◆ Work instructions ◆
From the entries that follow, list every line in which the string "number" appears.

>>>>

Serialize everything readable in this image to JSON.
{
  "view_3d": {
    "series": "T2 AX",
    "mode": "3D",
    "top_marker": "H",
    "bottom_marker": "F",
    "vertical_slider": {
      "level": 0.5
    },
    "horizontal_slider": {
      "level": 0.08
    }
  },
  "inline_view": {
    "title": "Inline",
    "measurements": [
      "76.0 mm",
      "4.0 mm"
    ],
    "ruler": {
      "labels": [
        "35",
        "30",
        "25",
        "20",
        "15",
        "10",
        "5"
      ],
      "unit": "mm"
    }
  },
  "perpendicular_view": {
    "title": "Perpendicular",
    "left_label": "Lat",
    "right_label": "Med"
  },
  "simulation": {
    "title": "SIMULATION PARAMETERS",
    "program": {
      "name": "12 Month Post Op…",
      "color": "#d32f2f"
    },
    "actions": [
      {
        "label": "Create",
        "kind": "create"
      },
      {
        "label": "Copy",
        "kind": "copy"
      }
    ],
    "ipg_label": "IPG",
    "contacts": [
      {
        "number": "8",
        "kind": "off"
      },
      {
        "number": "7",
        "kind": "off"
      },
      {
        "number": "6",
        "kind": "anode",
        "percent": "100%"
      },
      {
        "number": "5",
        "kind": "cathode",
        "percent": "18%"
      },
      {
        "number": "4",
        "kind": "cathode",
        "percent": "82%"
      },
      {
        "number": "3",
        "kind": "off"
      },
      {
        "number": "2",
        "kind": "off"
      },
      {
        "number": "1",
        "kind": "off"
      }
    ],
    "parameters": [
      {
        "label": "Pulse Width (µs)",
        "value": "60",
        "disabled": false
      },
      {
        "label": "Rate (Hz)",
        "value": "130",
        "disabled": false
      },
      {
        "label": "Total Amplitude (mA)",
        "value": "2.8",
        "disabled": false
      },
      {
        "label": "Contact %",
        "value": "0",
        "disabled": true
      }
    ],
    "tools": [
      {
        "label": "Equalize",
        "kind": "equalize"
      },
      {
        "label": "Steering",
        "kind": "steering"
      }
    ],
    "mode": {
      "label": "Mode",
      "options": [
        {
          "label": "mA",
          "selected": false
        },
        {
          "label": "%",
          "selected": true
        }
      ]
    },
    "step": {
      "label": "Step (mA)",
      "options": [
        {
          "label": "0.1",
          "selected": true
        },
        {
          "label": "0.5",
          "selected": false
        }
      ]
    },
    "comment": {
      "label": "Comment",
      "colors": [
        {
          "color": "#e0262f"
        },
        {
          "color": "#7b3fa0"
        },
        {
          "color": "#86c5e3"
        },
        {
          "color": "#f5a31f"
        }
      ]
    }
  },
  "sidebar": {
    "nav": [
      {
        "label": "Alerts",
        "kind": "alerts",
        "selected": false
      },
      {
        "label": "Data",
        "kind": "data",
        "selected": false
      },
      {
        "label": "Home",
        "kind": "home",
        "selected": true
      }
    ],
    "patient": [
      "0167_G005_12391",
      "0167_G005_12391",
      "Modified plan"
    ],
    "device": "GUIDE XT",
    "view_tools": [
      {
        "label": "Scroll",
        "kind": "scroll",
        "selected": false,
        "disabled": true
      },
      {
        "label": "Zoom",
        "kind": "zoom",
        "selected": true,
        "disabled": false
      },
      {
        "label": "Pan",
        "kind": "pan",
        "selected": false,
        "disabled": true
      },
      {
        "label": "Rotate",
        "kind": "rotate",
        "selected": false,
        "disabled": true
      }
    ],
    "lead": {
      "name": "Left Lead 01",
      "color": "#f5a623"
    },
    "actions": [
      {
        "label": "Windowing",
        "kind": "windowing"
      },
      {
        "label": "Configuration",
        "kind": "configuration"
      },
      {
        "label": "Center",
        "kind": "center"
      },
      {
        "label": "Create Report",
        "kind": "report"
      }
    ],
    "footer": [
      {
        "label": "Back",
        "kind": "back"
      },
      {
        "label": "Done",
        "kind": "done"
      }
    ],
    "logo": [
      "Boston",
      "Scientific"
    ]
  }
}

<<<<

◆ The response ◆
        "number": "8",
        "number": "7",
        "number": "6",
        "number": "5",
        "number": "4",
        "number": "3",
        "number": "2",
        "number": "1",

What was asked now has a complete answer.